● **What you should do**
Please copy out the full passage below about the book The Writer's Room, word for word.

● **Text for analysis**
┌──
The Writer’s Room: The Hidden Worlds That Shape the Books We Love

Princeton University Press

Katie da Cunha Lewin is the author of the new book, The Writer’s Room: The Hidden Worlds That Shape the Books We Love, which explores the appeal of these rooms. Lewin is a big Virginia Woolf fan, and the very first place Lewin visited working on the book was Monk’s House — Woolf’s summer home in Sussex, England. On the way there, there were dreams of seeing Woolf’s desk, of retracing Woolf’s steps and imagining what her creative process would feel like. It turned out to be a bit of a disappointment for Lewin — everything interesting was behind glass, she said. Still, in the book Lewin writes about how she took a picture of the room and saved it on her phone, going back to check it and re-check it, “in the hope it would allow me some of its magic.”
└──
(Structured page parsing data)
┌──
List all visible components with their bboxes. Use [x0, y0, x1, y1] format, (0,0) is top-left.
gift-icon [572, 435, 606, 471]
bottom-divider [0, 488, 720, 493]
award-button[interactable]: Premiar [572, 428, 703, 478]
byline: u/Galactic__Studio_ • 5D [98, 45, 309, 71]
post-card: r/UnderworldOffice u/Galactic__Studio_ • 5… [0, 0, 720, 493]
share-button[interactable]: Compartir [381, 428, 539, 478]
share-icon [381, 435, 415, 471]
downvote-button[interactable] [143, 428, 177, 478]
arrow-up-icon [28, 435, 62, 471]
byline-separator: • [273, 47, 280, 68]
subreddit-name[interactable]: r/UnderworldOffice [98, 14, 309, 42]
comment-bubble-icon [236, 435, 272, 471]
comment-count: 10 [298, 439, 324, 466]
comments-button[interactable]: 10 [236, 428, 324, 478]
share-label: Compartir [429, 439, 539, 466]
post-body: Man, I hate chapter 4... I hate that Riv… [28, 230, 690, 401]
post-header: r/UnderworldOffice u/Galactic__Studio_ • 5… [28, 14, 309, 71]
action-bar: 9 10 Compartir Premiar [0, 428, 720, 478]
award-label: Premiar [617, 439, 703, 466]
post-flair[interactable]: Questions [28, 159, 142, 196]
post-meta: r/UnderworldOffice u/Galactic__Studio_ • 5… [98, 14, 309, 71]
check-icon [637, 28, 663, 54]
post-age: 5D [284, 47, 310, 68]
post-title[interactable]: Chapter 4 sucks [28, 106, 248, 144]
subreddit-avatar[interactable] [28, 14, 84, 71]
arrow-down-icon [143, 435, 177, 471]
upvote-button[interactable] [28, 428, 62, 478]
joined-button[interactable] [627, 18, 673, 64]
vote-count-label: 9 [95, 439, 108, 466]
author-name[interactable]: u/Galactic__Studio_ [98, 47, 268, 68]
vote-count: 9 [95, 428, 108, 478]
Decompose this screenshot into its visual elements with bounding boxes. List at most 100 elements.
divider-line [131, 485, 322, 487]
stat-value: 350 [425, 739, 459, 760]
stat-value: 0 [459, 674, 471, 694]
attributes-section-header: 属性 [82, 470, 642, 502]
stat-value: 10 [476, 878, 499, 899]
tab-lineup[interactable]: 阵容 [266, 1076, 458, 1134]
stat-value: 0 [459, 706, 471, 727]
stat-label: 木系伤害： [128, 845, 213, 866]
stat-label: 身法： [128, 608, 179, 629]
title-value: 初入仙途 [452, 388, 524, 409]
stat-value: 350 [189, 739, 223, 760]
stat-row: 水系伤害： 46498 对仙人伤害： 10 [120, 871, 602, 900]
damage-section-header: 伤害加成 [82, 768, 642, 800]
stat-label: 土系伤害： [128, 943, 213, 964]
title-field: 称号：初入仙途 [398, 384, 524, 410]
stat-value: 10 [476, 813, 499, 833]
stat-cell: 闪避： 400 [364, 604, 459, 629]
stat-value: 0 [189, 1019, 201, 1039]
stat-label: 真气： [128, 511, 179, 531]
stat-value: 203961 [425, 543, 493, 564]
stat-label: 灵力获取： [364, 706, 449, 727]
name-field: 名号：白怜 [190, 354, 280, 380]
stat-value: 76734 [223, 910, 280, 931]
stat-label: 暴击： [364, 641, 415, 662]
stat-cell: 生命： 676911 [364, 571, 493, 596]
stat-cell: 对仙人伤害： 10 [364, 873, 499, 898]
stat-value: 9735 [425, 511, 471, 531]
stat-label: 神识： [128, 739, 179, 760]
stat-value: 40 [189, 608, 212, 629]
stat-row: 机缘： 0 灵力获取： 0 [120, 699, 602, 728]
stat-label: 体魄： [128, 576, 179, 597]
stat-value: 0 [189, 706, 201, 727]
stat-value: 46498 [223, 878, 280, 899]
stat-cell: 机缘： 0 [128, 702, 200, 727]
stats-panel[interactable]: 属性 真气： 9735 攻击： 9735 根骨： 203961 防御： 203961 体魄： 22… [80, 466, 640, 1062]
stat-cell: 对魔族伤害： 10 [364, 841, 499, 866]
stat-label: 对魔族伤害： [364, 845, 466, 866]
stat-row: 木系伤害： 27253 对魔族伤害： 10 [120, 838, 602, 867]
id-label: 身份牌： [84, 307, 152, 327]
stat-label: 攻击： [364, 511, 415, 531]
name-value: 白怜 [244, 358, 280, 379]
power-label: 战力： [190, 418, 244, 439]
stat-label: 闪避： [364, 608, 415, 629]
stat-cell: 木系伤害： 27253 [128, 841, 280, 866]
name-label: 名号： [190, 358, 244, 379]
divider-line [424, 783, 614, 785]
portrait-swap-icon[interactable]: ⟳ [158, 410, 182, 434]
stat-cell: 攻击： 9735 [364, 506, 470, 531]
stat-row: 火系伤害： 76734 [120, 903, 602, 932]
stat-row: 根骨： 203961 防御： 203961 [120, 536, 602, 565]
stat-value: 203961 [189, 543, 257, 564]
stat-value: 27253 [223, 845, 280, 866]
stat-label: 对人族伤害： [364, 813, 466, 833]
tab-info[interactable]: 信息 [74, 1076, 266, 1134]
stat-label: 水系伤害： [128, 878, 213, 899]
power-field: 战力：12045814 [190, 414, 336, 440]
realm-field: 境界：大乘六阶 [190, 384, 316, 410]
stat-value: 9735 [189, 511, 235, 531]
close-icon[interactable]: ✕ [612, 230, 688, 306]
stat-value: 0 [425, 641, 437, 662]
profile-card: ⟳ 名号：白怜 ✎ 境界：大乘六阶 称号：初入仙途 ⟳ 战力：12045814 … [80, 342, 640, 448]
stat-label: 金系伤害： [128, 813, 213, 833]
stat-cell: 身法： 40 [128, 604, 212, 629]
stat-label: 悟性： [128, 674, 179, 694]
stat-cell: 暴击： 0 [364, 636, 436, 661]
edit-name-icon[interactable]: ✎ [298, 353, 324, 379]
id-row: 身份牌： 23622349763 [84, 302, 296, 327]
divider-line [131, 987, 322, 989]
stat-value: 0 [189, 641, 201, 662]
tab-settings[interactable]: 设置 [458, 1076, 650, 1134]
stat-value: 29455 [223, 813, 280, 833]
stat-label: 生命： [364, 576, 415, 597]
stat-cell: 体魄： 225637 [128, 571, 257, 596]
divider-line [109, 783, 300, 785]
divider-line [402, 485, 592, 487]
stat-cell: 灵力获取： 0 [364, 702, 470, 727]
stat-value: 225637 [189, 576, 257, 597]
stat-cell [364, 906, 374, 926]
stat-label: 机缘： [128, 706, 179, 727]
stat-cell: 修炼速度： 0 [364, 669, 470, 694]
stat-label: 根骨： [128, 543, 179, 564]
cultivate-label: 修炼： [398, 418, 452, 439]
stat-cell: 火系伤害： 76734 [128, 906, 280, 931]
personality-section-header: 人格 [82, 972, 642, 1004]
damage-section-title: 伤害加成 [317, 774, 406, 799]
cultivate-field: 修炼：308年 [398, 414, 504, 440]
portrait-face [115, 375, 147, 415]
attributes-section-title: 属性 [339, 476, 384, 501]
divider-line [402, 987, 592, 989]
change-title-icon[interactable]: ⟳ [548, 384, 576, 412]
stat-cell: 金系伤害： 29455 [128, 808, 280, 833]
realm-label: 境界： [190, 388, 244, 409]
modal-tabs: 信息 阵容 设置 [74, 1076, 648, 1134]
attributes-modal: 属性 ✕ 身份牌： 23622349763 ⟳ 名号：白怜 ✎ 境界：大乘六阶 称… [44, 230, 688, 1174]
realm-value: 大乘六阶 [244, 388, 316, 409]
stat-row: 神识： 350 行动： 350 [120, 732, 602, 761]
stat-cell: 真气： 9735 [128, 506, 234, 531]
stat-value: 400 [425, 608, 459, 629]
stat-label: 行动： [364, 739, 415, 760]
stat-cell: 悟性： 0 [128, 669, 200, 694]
└──
● **Task answer**
The Writer’s Room: The Hidden Worlds That Shape the Books We Love

Princeton University Press

Katie da Cunha Lewin is the author of the new book, The Writer’s Room: The Hidden Worlds That Shape the Books We Love, which explores the appeal of these rooms. Lewin is a big Virginia Woolf fan, and the very first place Lewin visited working on the book was Monk’s House — Woolf’s summer home in Sussex, England. On the way there, there were dreams of seeing Woolf’s desk, of retracing Woolf’s steps and imagining what her creative process would feel like. It turned out to be a bit of a disappointment for Lewin — everything interesting was behind glass, she said. Still, in the book Lewin writes about how she took a picture of the room and saved it on her phone, going back to check it and re-check it, “in the hope it would allow me some of its magic.”